— START Supplied data —

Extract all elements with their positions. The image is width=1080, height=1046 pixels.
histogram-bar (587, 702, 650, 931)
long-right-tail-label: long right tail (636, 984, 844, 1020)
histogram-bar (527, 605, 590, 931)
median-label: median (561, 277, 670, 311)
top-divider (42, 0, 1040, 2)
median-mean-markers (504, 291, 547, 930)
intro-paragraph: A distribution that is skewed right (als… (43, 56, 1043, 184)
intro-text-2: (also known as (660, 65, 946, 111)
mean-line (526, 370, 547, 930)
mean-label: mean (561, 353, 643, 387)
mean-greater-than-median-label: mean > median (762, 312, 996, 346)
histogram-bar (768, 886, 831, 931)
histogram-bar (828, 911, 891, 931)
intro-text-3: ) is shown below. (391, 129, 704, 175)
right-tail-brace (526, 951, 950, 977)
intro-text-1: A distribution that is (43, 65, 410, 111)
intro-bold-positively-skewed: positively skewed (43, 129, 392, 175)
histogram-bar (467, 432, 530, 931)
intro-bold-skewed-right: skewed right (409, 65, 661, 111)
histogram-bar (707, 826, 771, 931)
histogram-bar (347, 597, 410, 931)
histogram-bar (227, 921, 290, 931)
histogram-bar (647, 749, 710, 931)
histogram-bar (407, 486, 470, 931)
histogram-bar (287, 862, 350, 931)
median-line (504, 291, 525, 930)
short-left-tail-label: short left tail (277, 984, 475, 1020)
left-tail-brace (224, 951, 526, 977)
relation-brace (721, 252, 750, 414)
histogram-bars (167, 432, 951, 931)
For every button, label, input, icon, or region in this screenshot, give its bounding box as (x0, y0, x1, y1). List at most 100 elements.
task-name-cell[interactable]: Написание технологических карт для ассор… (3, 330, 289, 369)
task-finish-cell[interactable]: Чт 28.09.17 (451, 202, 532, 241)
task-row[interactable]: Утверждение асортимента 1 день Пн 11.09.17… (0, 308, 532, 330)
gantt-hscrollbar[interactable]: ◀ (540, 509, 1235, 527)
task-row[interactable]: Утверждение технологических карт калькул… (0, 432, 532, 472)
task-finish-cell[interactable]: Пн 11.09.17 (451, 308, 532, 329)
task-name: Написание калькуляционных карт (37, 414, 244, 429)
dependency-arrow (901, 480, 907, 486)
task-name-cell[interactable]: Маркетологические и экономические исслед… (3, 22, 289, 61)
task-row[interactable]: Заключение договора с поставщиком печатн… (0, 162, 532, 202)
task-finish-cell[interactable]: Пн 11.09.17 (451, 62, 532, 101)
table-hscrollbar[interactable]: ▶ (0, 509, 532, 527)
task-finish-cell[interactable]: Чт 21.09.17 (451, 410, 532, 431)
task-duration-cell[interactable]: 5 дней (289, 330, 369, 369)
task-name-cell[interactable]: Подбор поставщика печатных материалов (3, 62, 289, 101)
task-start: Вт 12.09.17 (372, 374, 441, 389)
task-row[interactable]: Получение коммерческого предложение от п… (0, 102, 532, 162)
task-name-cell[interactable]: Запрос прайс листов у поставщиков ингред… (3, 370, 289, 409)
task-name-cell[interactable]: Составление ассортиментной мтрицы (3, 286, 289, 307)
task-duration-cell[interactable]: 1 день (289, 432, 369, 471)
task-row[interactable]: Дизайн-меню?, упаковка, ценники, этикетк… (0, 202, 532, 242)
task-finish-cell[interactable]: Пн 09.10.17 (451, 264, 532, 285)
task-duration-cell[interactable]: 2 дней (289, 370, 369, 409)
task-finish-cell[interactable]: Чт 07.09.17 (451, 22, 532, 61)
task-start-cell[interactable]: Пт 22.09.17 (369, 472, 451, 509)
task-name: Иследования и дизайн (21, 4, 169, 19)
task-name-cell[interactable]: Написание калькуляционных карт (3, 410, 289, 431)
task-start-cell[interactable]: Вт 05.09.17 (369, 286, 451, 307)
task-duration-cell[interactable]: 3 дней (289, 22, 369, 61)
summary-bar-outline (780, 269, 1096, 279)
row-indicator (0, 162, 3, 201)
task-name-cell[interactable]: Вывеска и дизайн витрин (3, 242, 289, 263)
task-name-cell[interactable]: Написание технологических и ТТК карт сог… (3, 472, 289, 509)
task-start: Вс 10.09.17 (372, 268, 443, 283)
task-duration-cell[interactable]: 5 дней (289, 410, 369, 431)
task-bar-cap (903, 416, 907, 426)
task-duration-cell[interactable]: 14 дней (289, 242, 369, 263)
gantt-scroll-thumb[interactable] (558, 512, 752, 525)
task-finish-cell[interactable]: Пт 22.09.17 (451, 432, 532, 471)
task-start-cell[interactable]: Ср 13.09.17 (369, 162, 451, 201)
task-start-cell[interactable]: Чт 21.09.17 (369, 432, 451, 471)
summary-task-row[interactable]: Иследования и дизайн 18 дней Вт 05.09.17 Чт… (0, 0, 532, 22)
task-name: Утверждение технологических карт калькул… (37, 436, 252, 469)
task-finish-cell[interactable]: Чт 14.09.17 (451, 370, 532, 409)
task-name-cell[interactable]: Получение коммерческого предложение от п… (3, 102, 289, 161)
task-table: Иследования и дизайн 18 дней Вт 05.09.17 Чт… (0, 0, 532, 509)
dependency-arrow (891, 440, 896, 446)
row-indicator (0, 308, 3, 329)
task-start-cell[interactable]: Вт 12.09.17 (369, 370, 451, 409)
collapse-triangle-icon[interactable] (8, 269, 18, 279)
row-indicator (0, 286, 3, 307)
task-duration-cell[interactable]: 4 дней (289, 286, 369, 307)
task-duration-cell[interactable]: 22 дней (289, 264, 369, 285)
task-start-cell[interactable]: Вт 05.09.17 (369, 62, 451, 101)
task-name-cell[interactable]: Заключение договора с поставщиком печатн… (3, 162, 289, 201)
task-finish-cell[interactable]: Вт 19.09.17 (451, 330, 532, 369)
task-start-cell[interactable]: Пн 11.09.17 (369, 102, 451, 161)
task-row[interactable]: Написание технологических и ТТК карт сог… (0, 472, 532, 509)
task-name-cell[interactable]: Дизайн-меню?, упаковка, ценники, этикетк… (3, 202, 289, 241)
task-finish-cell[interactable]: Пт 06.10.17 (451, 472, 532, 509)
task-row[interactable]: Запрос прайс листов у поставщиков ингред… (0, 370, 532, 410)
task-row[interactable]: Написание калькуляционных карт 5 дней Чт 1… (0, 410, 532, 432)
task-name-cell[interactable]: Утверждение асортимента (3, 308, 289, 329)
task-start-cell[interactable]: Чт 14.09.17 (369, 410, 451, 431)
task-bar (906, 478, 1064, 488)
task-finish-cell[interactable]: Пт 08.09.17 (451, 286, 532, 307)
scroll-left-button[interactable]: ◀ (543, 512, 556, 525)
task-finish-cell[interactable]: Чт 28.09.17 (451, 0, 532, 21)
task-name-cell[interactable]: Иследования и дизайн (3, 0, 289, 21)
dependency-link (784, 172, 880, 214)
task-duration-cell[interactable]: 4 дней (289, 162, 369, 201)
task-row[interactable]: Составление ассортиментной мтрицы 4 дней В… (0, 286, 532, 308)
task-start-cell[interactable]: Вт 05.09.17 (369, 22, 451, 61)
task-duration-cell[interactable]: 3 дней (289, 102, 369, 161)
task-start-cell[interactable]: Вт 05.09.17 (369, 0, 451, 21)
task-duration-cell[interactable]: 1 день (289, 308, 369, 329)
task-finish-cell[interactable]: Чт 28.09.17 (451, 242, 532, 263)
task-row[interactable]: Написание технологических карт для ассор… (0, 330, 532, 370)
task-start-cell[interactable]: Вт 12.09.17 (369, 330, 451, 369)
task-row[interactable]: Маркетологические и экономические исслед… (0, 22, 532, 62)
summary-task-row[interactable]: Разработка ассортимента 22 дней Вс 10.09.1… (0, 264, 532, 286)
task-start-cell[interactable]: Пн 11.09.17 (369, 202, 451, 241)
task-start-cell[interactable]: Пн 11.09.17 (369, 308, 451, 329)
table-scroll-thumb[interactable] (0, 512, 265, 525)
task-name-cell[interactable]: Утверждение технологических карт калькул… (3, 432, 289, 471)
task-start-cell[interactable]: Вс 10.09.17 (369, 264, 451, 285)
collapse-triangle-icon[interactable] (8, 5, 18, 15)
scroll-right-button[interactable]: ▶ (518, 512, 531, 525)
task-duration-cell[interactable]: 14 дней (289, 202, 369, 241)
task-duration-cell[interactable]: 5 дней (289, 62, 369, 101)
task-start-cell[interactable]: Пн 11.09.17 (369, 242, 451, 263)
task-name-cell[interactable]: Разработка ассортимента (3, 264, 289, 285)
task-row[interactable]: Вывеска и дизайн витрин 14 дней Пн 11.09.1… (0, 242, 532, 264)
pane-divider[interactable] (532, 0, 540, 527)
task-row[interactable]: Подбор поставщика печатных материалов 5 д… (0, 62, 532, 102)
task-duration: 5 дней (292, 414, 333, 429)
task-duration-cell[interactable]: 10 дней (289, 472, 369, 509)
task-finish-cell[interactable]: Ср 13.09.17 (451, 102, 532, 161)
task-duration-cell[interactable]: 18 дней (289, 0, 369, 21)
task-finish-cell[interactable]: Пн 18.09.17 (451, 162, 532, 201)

— END Supplied data —

▸ **Objective**
Give the lines running from the start of the entries through the line holding "median-label: median (561, 277, 670, 311)", inclusive, as a JSON list of strings with one string per line and blank lines left out.

▸ **Completed task**
[
  "Extract all elements with their positions. The image is width=1080, height=1046 pixels.",
  "histogram-bar (587, 702, 650, 931)",
  "long-right-tail-label: long right tail (636, 984, 844, 1020)",
  "histogram-bar (527, 605, 590, 931)",
  "median-label: median (561, 277, 670, 311)"
]